◆ **Work instructions**: Please quote the records exactly, from the line containing "copy-label: 复制 xyxy=(417,448,445,464)" through the line containing "copy-label: 复制 xyxy=(417,693,445,709)", both included.

◆ **Records supplied**:
════════════════════

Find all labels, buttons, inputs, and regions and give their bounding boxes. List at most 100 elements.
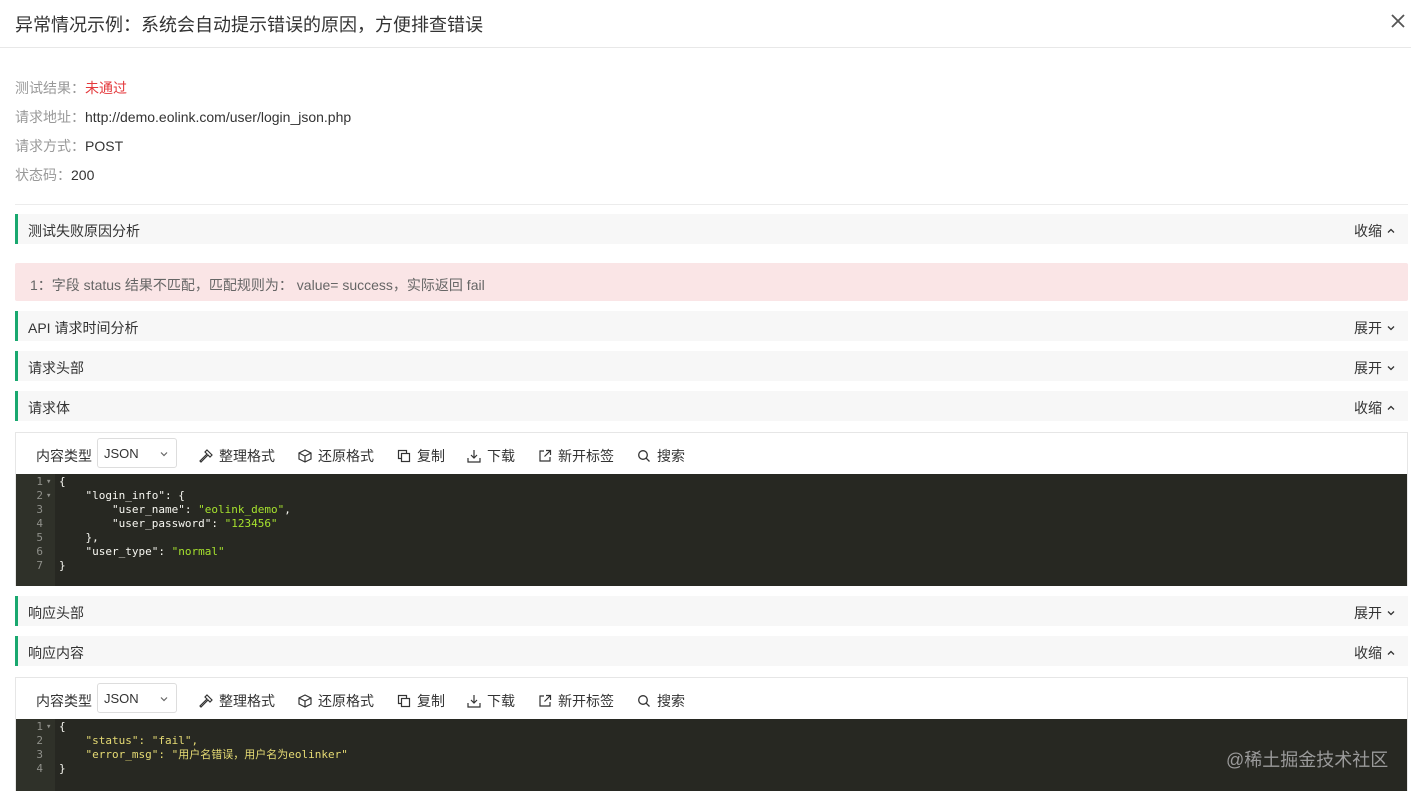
copy-label: 复制 xyxy=(417,448,445,464)
response-body-panel: 内容类型 JSON 整理格式 还原格式 复制 下载 新开标签 搜索 1 ▾ {… xyxy=(15,677,1408,791)
search-icon xyxy=(638,695,650,707)
download-button[interactable]: 下载 xyxy=(467,691,515,711)
editor-toolbar: 内容类型 JSON 整理格式 还原格式 复制 下载 新开标签 搜索 xyxy=(16,433,1407,474)
section-label: 响应内容 xyxy=(28,645,84,661)
chevron-up-icon xyxy=(1387,228,1395,233)
code-string: "normal" xyxy=(171,545,225,558)
code-line: 5 }, xyxy=(16,531,1407,545)
download-label: 下载 xyxy=(487,693,515,709)
chevron-down-icon xyxy=(1387,611,1395,616)
line-number: 2 xyxy=(36,489,43,502)
external-link-icon xyxy=(539,449,552,462)
collapse-toggle[interactable]: 收缩 xyxy=(1354,398,1396,418)
restore-format-button[interactable]: 还原格式 xyxy=(298,691,374,711)
line-number: 5 xyxy=(36,531,43,544)
response-code-editor[interactable]: 1 ▾ { 2 "status": "fail", 3 "error_msg": "… xyxy=(16,719,1407,791)
copy-button[interactable]: 复制 xyxy=(397,446,445,466)
chevron-up-icon xyxy=(1387,650,1395,655)
section-response-body[interactable]: 响应内容 收缩 xyxy=(15,636,1408,666)
code-line: 4 "user_password": "123456" xyxy=(16,517,1407,531)
status-code-label: 状态码： xyxy=(15,167,71,183)
section-failure-analysis[interactable]: 测试失败原因分析 收缩 xyxy=(15,214,1408,244)
failure-alert: 1：字段 status 结果不匹配，匹配规则为： value= success，… xyxy=(15,263,1408,301)
copy-icon xyxy=(397,694,411,708)
watermark: @稀土掘金技术社区 xyxy=(1226,750,1389,770)
code-line: 7} xyxy=(16,559,1407,573)
expand-toggle[interactable]: 展开 xyxy=(1354,358,1396,378)
expand-toggle[interactable]: 展开 xyxy=(1354,318,1396,338)
code-key: "user_type" xyxy=(85,545,159,558)
code-key: "login_info" xyxy=(85,489,165,502)
format-button[interactable]: 整理格式 xyxy=(199,446,275,466)
copy-label: 复制 xyxy=(417,693,445,709)
section-response-headers[interactable]: 响应头部 展开 xyxy=(15,596,1408,626)
code-string: "fail" xyxy=(151,734,192,747)
expand-toggle[interactable]: 展开 xyxy=(1354,603,1396,623)
restore-format-button[interactable]: 还原格式 xyxy=(298,446,374,466)
new-tab-button[interactable]: 新开标签 xyxy=(538,691,614,711)
search-button[interactable]: 搜索 xyxy=(637,691,685,711)
code-line: 1 ▾ { xyxy=(16,720,1407,734)
code-key: "status" xyxy=(85,734,139,747)
content-type-select[interactable]: JSON xyxy=(97,683,177,713)
copy-icon xyxy=(397,449,411,463)
code-text: }, xyxy=(85,531,99,544)
code-text: : { xyxy=(164,489,185,502)
external-link-icon xyxy=(539,694,552,707)
search-label: 搜索 xyxy=(657,693,685,709)
toggle-label: 展开 xyxy=(1354,360,1382,376)
new-tab-label: 新开标签 xyxy=(558,693,614,709)
line-number: 1 xyxy=(36,475,43,488)
toggle-label: 收缩 xyxy=(1354,223,1382,239)
fold-marker-icon[interactable]: ▾ xyxy=(46,475,51,489)
restore-format-label: 还原格式 xyxy=(318,448,374,464)
request-body-panel: 内容类型 JSON 整理格式 还原格式 复制 下载 新开标签 搜索 1 ▾ {… xyxy=(15,432,1408,586)
line-number: 2 xyxy=(36,734,43,747)
fold-marker-icon[interactable]: ▾ xyxy=(46,720,51,734)
request-code-editor[interactable]: 1 ▾ { 2 ▾ "login_info": { 3 "user_name": "e… xyxy=(16,474,1407,586)
code-key: "user_name" xyxy=(111,503,185,516)
request-method-row: 请求方式：POST xyxy=(15,137,123,155)
new-tab-button[interactable]: 新开标签 xyxy=(538,446,614,466)
line-number: 4 xyxy=(36,762,43,775)
download-label: 下载 xyxy=(487,448,515,464)
copy-button[interactable]: 复制 xyxy=(397,691,445,711)
section-api-timing[interactable]: API 请求时间分析 展开 xyxy=(15,311,1408,341)
chevron-down-icon xyxy=(160,697,168,702)
section-label: 请求体 xyxy=(28,400,70,416)
line-number: 6 xyxy=(36,545,43,558)
fold-marker-icon[interactable]: ▾ xyxy=(46,489,51,503)
content-type-select[interactable]: JSON xyxy=(97,438,177,468)
download-icon xyxy=(467,450,481,463)
test-result-value: 未通过 xyxy=(85,80,127,96)
editor-toolbar: 内容类型 JSON 整理格式 还原格式 复制 下载 新开标签 搜索 xyxy=(16,678,1407,719)
code-line: 2 "status": "fail", xyxy=(16,734,1407,748)
request-url-label: 请求地址： xyxy=(15,109,85,125)
code-line: 1 ▾ { xyxy=(16,475,1407,489)
code-string: "eolink_demo" xyxy=(198,503,285,516)
section-request-body[interactable]: 请求体 收缩 xyxy=(15,391,1408,421)
collapse-toggle[interactable]: 收缩 xyxy=(1354,221,1396,241)
search-button[interactable]: 搜索 xyxy=(637,446,685,466)
format-button[interactable]: 整理格式 xyxy=(199,691,275,711)
code-key: "error_msg" xyxy=(85,748,159,761)
code-line: 6 "user_type": "normal" xyxy=(16,545,1407,559)
cube-icon xyxy=(298,694,312,708)
search-label: 搜索 xyxy=(657,448,685,464)
code-text: { xyxy=(59,720,66,733)
request-method-value: POST xyxy=(85,138,124,154)
code-string: "123456" xyxy=(224,517,278,530)
collapse-toggle[interactable]: 收缩 xyxy=(1354,643,1396,663)
section-request-headers[interactable]: 请求头部 展开 xyxy=(15,351,1408,381)
download-button[interactable]: 下载 xyxy=(467,446,515,466)
line-number: 3 xyxy=(36,748,43,761)
test-result-label: 测试结果： xyxy=(15,80,85,96)
code-line: 4} xyxy=(16,762,1407,776)
content-type-label: 内容类型 xyxy=(36,693,92,709)
chevron-down-icon xyxy=(1387,366,1395,371)
line-number: 1 xyxy=(36,720,43,733)
test-result-row: 测试结果：未通过 xyxy=(15,79,127,97)
code-key: "user_password" xyxy=(111,517,212,530)
close-icon[interactable] xyxy=(1389,12,1407,30)
hammer-icon xyxy=(199,694,213,708)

════════════════════

◆ **Solution for this task**:
copy-label: 复制 xyxy=(417,448,445,464)
response-body-panel: 内容类型 JSON 整理格式 还原格式 复制 下载 新开标签 搜索 1 ▾ {… xyxy=(15,677,1408,791)
search-icon xyxy=(638,695,650,707)
download-button[interactable]: 下载 xyxy=(467,691,515,711)
editor-toolbar: 内容类型 JSON 整理格式 还原格式 复制 下载 新开标签 搜索 xyxy=(16,433,1407,474)
section-label: 响应内容 xyxy=(28,645,84,661)
chevron-up-icon xyxy=(1387,228,1395,233)
code-string: "normal" xyxy=(171,545,225,558)
code-line: 5 }, xyxy=(16,531,1407,545)
download-label: 下载 xyxy=(487,693,515,709)
chevron-down-icon xyxy=(1387,611,1395,616)
line-number: 2 xyxy=(36,489,43,502)
external-link-icon xyxy=(539,449,552,462)
collapse-toggle[interactable]: 收缩 xyxy=(1354,398,1396,418)
restore-format-button[interactable]: 还原格式 xyxy=(298,691,374,711)
line-number: 5 xyxy=(36,531,43,544)
response-code-editor[interactable]: 1 ▾ { 2 "status": "fail", 3 "error_msg": "… xyxy=(16,719,1407,791)
copy-button[interactable]: 复制 xyxy=(397,446,445,466)
chevron-up-icon xyxy=(1387,650,1395,655)
section-response-body[interactable]: 响应内容 收缩 xyxy=(15,636,1408,666)
code-line: 4 "user_password": "123456" xyxy=(16,517,1407,531)
status-code-label: 状态码： xyxy=(15,167,71,183)
section-failure-analysis[interactable]: 测试失败原因分析 收缩 xyxy=(15,214,1408,244)
failure-alert: 1：字段 status 结果不匹配，匹配规则为： value= success，… xyxy=(15,263,1408,301)
copy-icon xyxy=(397,694,411,708)
watermark: @稀土掘金技术社区 xyxy=(1226,750,1389,770)
code-line: 7} xyxy=(16,559,1407,573)
expand-toggle[interactable]: 展开 xyxy=(1354,358,1396,378)
expand-toggle[interactable]: 展开 xyxy=(1354,318,1396,338)
code-key: "user_type" xyxy=(85,545,159,558)
code-key: "login_info" xyxy=(85,489,165,502)
format-button[interactable]: 整理格式 xyxy=(199,446,275,466)
copy-label: 复制 xyxy=(417,693,445,709)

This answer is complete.